Output the material word for word. Leave each picture out.

** start Dataset **

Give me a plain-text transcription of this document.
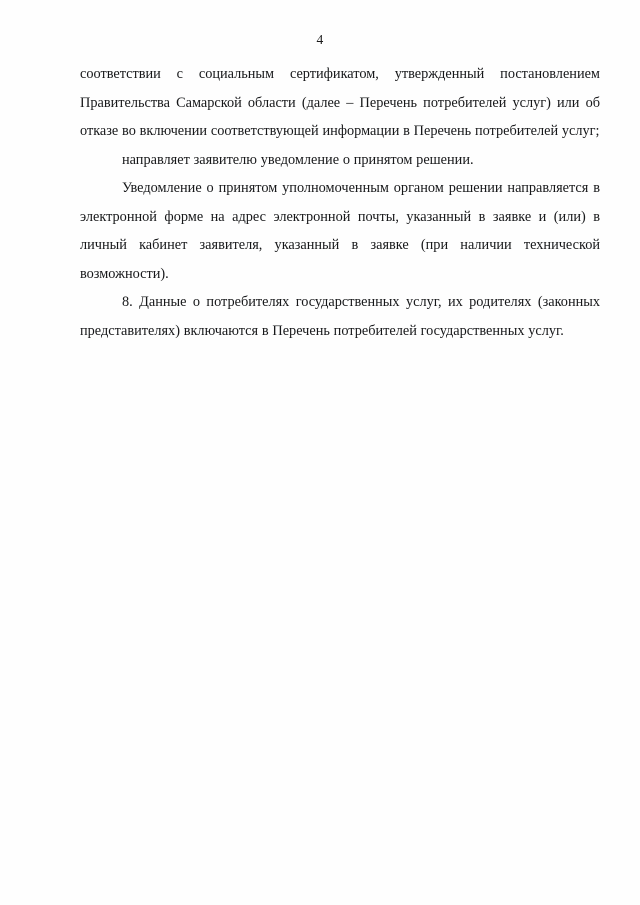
4

соответствии с социальным сертификатом, утвержденный постановлением Правительства Самарской области (далее – Перечень потребителей услуг) или об отказе во включении соответствующей информации в Перечень потребителей услуг;

направляет заявителю уведомление о принятом решении.

Уведомление о принятом уполномоченным органом решении направляется в электронной форме на адрес электронной почты, указанный в заявке и (или) в личный кабинет заявителя, указанный в заявке (при наличии технической возможности).

8. Данные о потребителях государственных услуг, их родителях (законных представителях) включаются в Перечень потребителей государственных услуг.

** end Dataset **

Solution for this problem ::
Give me a plain-text transcription of this document.
4

соответствии с социальным сертификатом, утвержденный постановлением Правительства Самарской области (далее – Перечень потребителей услуг) или об отказе во включении соответствующей информации в Перечень потребителей услуг;

направляет заявителю уведомление о принятом решении.

Уведомление о принятом уполномоченным органом решении направляется в электронной форме на адрес электронной почты, указанный в заявке и (или) в личный кабинет заявителя, указанный в заявке (при наличии технической возможности).

8. Данные о потребителях государственных услуг, их родителях (законных представителях) включаются в Перечень потребителей государственных услуг.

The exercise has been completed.